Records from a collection
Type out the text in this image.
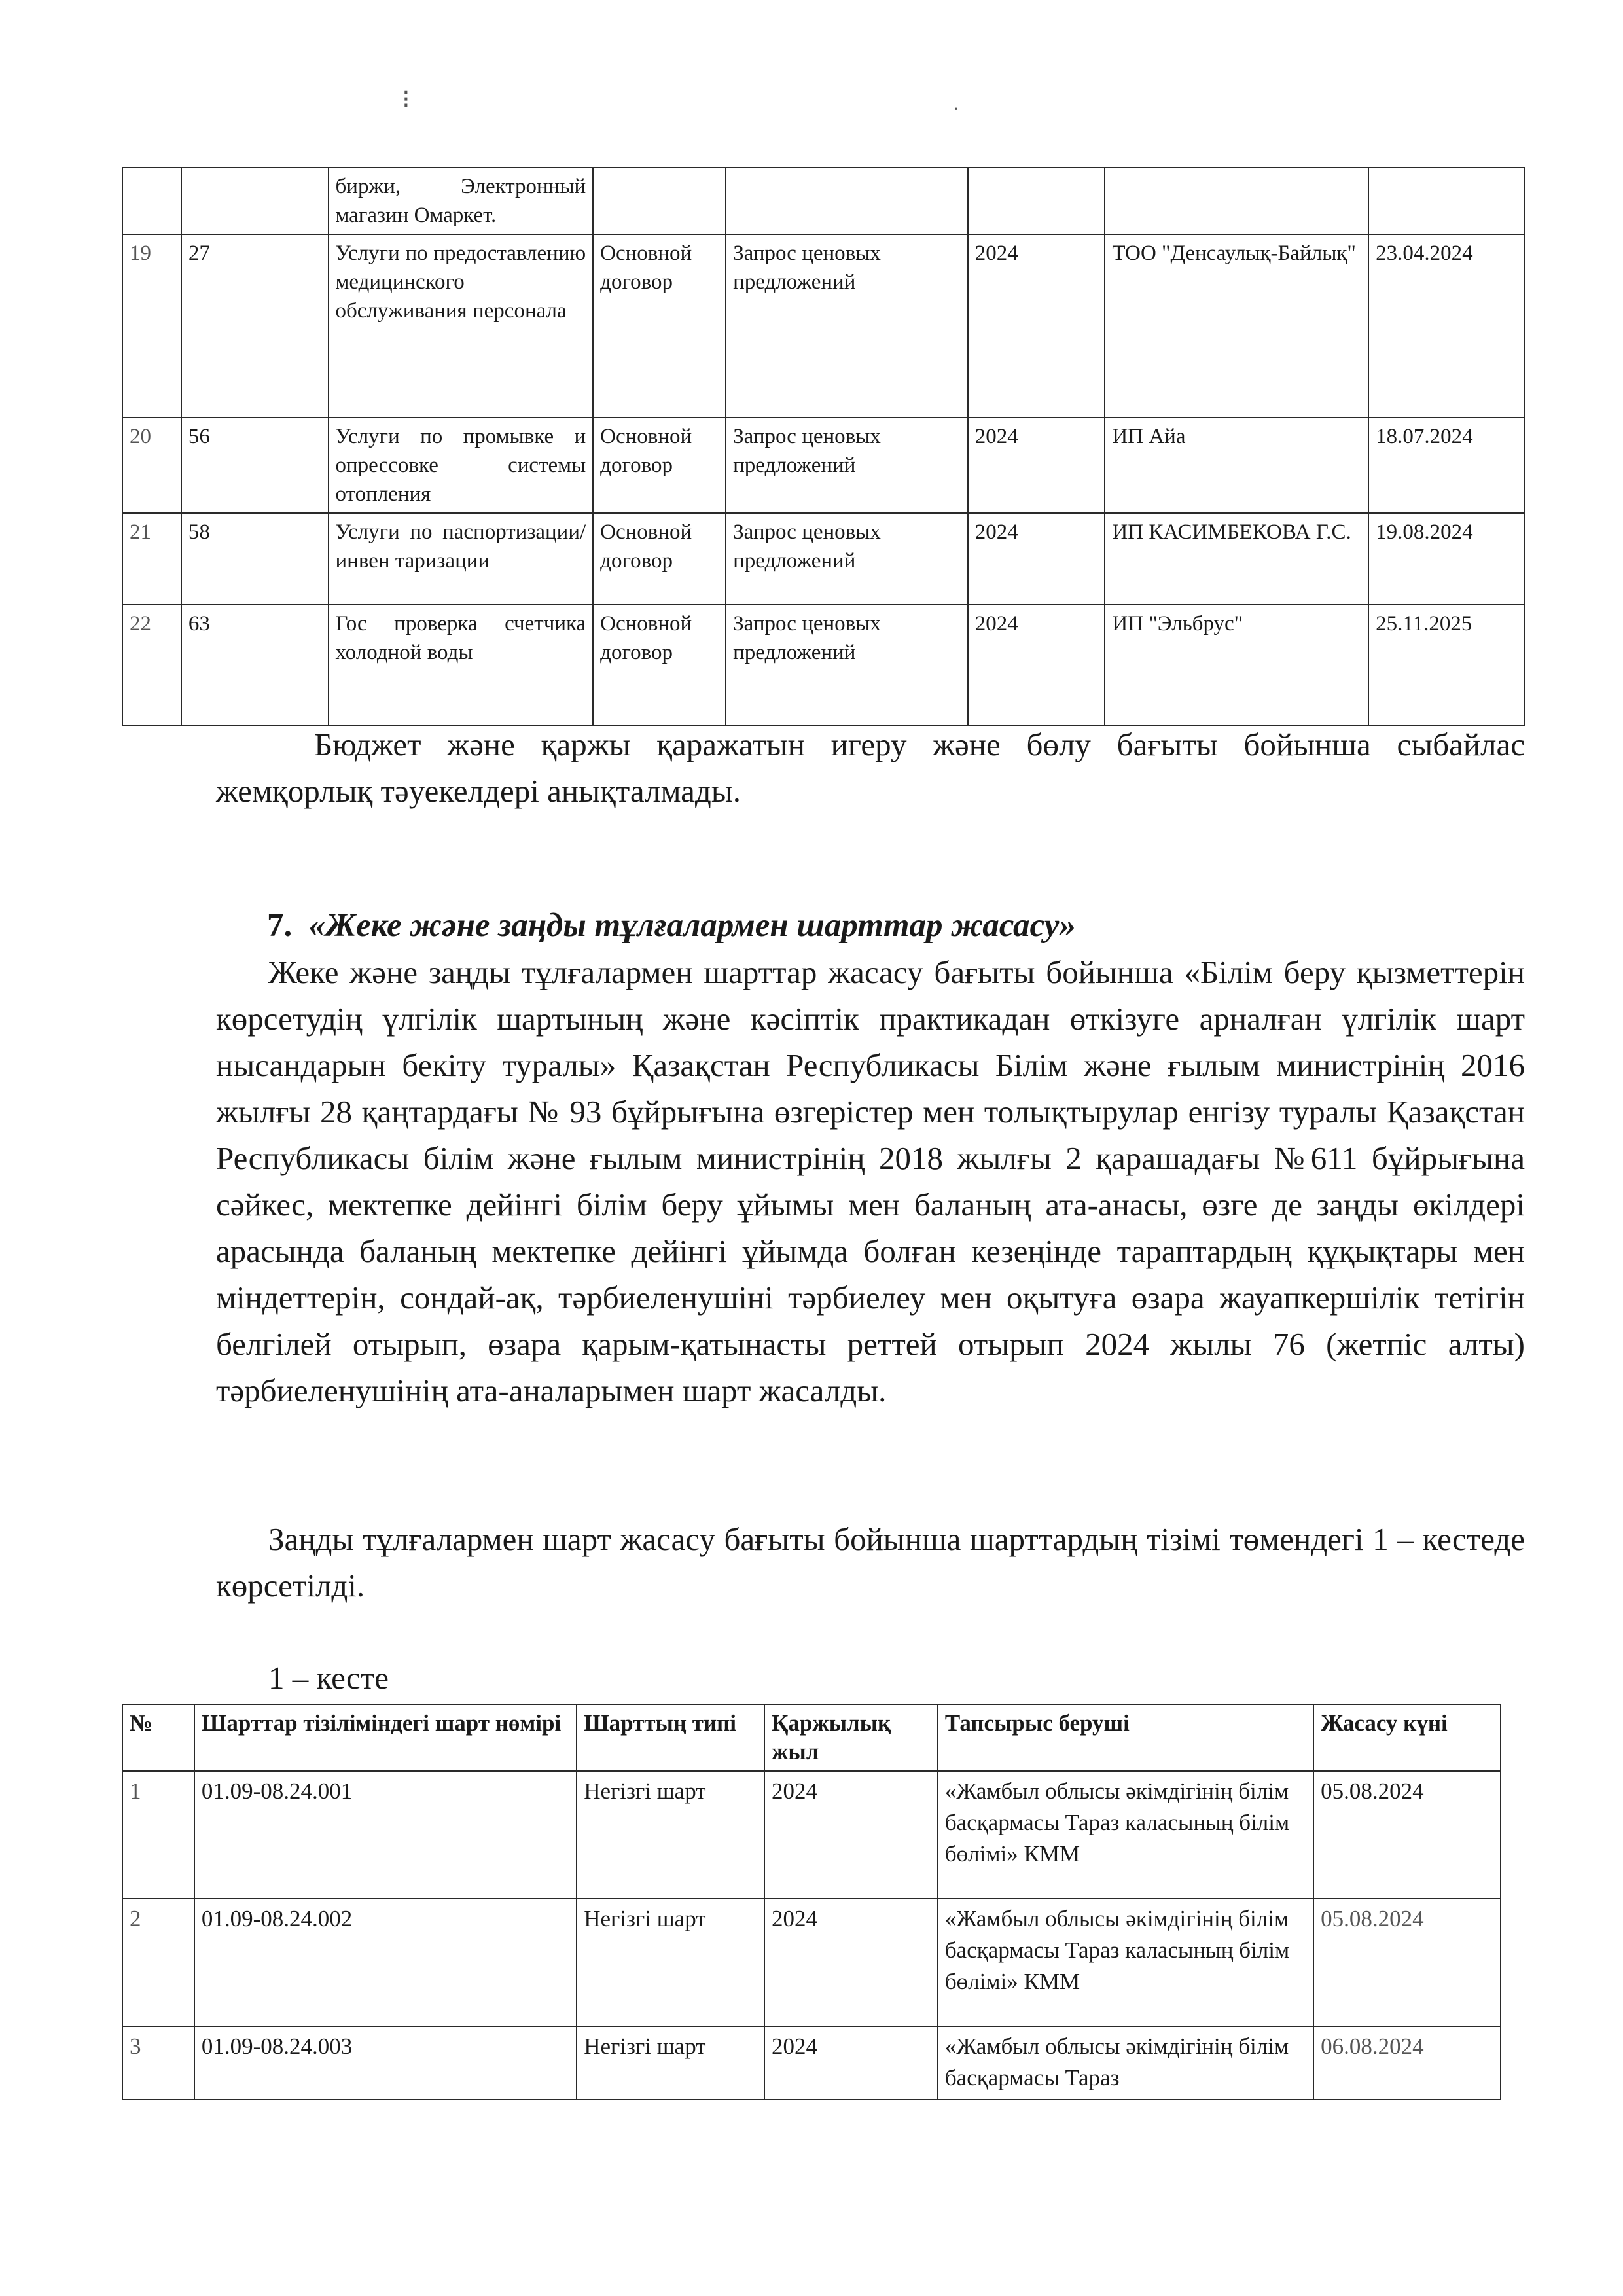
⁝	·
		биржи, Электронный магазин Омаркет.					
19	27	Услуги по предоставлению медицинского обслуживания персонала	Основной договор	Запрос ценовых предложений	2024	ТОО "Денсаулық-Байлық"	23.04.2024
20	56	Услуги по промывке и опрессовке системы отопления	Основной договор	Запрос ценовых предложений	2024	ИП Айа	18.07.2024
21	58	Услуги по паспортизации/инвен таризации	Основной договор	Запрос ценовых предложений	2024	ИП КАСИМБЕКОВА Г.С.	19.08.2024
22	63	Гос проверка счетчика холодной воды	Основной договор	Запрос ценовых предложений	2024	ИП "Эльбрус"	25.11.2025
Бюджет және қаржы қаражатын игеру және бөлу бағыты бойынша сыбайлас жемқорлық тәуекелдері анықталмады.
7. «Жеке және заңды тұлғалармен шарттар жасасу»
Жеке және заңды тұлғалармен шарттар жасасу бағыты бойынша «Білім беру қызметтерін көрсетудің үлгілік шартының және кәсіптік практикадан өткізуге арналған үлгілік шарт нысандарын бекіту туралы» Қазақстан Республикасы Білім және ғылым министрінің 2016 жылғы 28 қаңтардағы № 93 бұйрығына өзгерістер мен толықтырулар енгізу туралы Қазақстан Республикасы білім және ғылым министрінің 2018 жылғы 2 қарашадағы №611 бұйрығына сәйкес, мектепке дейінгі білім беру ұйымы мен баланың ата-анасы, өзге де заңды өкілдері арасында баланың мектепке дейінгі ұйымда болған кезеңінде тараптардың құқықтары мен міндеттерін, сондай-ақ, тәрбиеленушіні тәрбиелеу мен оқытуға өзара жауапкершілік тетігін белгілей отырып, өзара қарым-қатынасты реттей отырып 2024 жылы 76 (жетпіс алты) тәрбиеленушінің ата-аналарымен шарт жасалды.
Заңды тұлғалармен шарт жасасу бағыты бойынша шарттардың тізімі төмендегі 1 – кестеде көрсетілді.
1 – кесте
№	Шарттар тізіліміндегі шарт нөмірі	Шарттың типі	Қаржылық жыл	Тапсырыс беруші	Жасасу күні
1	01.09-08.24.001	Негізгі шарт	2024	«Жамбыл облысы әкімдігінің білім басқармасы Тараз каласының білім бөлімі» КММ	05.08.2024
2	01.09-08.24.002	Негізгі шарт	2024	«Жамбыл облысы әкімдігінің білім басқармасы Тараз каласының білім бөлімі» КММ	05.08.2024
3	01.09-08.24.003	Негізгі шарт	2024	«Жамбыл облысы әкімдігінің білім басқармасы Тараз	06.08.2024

**The request**. Within the listing above, copy each line that has the string "басқармасы".

**Full solution**.
1	01.09-08.24.001	Негізгі шарт	2024	«Жамбыл облысы әкімдігінің білім басқармасы Тараз каласының білім бөлімі» КММ	05.08.2024
2	01.09-08.24.002	Негізгі шарт	2024	«Жамбыл облысы әкімдігінің білім басқармасы Тараз каласының білім бөлімі» КММ	05.08.2024
3	01.09-08.24.003	Негізгі шарт	2024	«Жамбыл облысы әкімдігінің білім басқармасы Тараз	06.08.2024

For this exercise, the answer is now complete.